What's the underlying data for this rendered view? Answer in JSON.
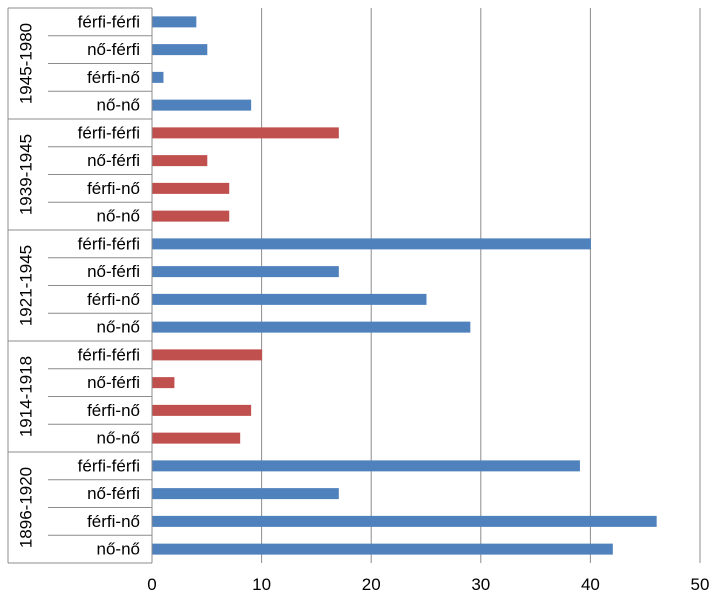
{
  "chart_data": {
    "type": "bar",
    "orientation": "horizontal",
    "xlim": [
      0,
      50
    ],
    "x_ticks": [
      "0",
      "10",
      "20",
      "30",
      "40",
      "50"
    ],
    "grid": "vertical",
    "colors": {
      "blue": "#4f81bd",
      "red": "#c0504d"
    },
    "groups": [
      {
        "label": "1945-1980",
        "color": "#4f81bd",
        "bars": [
          {
            "category": "férfi-férfi",
            "value": 4
          },
          {
            "category": "nő-férfi",
            "value": 5
          },
          {
            "category": "férfi-nő",
            "value": 1
          },
          {
            "category": "nő-nő",
            "value": 9
          }
        ]
      },
      {
        "label": "1939-1945",
        "color": "#c0504d",
        "bars": [
          {
            "category": "férfi-férfi",
            "value": 17
          },
          {
            "category": "nő-férfi",
            "value": 5
          },
          {
            "category": "férfi-nő",
            "value": 7
          },
          {
            "category": "nő-nő",
            "value": 7
          }
        ]
      },
      {
        "label": "1921-1945",
        "color": "#4f81bd",
        "bars": [
          {
            "category": "férfi-férfi",
            "value": 40
          },
          {
            "category": "nő-férfi",
            "value": 17
          },
          {
            "category": "férfi-nő",
            "value": 25
          },
          {
            "category": "nő-nő",
            "value": 29
          }
        ]
      },
      {
        "label": "1914-1918",
        "color": "#c0504d",
        "bars": [
          {
            "category": "férfi-férfi",
            "value": 10
          },
          {
            "category": "nő-férfi",
            "value": 2
          },
          {
            "category": "férfi-nő",
            "value": 9
          },
          {
            "category": "nő-nő",
            "value": 8
          }
        ]
      },
      {
        "label": "1896-1920",
        "color": "#4f81bd",
        "bars": [
          {
            "category": "férfi-férfi",
            "value": 39
          },
          {
            "category": "nő-férfi",
            "value": 17
          },
          {
            "category": "férfi-nő",
            "value": 46
          },
          {
            "category": "nő-nő",
            "value": 42
          }
        ]
      }
    ]
  }
}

————————

◆ **Directive**
Copy out each line of the data where the string "label" appears.

◆ **Right answer**
        "label": "1945-1980",
        "label": "1939-1945",
        "label": "1921-1945",
        "label": "1914-1918",
        "label": "1896-1920",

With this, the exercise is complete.